─── Provided entries ───
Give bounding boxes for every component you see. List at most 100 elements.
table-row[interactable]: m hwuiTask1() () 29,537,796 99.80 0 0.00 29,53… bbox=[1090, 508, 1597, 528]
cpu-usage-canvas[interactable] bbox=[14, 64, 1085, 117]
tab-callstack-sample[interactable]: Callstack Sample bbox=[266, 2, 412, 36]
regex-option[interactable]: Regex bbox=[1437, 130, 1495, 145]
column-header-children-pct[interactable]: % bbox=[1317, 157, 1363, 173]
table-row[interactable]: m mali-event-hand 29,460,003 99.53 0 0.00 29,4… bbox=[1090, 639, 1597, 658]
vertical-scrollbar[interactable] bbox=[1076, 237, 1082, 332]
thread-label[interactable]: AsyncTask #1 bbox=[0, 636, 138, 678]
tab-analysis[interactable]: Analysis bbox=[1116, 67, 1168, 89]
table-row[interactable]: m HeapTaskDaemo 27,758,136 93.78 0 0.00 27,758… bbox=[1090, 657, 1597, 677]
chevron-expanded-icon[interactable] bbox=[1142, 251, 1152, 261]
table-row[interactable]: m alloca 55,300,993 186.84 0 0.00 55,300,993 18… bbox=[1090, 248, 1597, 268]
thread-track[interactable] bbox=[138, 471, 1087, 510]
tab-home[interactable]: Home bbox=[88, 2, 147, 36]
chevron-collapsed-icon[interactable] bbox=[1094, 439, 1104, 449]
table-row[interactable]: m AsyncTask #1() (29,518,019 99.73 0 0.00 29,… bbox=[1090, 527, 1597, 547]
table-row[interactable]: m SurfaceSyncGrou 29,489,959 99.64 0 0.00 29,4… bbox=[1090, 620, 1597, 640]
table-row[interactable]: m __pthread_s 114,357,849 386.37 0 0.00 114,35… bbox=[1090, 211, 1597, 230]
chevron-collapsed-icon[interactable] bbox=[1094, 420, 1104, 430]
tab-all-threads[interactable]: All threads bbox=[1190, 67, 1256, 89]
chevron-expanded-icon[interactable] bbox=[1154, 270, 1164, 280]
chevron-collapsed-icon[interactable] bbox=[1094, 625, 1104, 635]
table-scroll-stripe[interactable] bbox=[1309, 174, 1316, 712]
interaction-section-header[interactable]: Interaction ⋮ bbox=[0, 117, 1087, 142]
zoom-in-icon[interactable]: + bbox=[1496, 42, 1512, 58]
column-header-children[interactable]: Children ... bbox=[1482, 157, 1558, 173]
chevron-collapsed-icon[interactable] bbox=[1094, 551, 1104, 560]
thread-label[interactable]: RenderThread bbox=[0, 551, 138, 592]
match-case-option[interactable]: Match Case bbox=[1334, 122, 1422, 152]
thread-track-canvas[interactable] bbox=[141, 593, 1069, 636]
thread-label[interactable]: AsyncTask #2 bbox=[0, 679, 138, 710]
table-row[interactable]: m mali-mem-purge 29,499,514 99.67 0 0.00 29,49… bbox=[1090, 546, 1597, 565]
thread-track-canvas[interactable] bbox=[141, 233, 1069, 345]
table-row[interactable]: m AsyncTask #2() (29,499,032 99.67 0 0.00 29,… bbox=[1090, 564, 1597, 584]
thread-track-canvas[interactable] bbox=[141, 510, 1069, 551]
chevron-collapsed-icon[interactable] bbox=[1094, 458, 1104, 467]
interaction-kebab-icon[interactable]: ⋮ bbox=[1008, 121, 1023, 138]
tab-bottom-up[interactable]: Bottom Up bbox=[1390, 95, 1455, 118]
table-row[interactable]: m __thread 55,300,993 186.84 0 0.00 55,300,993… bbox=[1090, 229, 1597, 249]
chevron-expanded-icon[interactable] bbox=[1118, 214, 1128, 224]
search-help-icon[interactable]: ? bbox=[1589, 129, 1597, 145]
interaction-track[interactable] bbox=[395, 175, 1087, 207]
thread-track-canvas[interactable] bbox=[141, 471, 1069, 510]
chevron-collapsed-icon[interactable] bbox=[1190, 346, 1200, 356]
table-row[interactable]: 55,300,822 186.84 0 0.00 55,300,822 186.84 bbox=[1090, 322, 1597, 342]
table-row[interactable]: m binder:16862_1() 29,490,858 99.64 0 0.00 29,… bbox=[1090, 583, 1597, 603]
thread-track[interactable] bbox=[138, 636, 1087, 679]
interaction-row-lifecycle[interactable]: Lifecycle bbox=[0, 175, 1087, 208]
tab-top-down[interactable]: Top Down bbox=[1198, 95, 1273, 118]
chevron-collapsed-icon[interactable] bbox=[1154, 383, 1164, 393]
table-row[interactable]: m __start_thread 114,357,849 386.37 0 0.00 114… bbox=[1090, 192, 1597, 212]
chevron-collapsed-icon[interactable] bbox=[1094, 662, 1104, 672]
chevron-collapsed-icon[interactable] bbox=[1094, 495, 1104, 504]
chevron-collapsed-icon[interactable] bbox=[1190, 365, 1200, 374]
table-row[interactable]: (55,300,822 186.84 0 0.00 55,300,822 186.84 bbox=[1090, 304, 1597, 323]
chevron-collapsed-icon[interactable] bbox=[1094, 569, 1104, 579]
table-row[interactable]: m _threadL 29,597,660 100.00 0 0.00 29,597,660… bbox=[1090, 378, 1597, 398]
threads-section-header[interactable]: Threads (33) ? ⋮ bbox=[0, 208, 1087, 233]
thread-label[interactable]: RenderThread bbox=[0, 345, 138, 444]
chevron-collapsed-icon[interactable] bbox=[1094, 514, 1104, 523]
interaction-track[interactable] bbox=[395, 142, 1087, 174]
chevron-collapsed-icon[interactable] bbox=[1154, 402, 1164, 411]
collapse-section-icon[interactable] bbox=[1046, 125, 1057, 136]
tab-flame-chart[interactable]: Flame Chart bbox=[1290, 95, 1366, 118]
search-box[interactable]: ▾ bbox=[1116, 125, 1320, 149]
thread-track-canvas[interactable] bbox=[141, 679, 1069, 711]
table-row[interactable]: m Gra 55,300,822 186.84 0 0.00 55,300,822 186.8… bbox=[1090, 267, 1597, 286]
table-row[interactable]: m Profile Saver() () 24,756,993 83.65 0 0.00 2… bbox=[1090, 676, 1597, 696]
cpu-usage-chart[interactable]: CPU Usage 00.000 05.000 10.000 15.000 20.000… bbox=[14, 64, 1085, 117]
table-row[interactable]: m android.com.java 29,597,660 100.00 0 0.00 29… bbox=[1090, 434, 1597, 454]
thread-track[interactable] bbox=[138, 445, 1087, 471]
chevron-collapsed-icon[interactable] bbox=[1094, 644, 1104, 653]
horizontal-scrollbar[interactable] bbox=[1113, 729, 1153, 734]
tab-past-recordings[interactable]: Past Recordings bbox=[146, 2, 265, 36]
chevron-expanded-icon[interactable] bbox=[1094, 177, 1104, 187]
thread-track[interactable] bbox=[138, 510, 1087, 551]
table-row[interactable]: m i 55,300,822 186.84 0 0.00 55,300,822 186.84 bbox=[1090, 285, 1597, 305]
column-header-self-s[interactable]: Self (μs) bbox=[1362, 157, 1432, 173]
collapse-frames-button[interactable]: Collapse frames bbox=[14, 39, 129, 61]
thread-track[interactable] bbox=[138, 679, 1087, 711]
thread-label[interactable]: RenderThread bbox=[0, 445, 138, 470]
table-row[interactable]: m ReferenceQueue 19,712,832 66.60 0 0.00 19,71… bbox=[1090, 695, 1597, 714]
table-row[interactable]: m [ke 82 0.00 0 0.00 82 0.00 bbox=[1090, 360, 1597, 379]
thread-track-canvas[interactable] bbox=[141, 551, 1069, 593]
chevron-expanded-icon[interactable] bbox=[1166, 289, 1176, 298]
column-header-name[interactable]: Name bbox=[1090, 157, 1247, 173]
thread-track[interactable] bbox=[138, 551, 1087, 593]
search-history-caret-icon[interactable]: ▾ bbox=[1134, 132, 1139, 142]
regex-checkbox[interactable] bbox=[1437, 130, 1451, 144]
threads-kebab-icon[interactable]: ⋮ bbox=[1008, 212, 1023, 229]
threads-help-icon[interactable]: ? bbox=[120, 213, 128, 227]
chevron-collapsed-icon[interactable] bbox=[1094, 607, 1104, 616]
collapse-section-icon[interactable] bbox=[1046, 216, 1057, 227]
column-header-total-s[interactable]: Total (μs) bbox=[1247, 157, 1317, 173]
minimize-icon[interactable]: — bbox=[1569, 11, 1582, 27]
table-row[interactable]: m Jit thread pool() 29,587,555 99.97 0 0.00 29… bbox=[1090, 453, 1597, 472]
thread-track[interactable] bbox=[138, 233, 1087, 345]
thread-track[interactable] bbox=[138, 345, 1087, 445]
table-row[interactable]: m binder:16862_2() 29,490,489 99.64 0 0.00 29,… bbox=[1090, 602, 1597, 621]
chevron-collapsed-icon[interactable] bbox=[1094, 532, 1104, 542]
───
▶ What you will do:
Set down, word for word, the lines of the material above, starting at its first line and ending at the line that contains "table-row[interactable]: m mali-event-hand", with both ends included.

▶ Response:
Give bounding boxes for every component you see. List at most 100 elements.
table-row[interactable]: m hwuiTask1() () 29,537,796 99.80 0 0.00 29,53… bbox=[1090, 508, 1597, 528]
cpu-usage-canvas[interactable] bbox=[14, 64, 1085, 117]
tab-callstack-sample[interactable]: Callstack Sample bbox=[266, 2, 412, 36]
regex-option[interactable]: Regex bbox=[1437, 130, 1495, 145]
column-header-children-pct[interactable]: % bbox=[1317, 157, 1363, 173]
table-row[interactable]: m mali-event-hand 29,460,003 99.53 0 0.00 29,4… bbox=[1090, 639, 1597, 658]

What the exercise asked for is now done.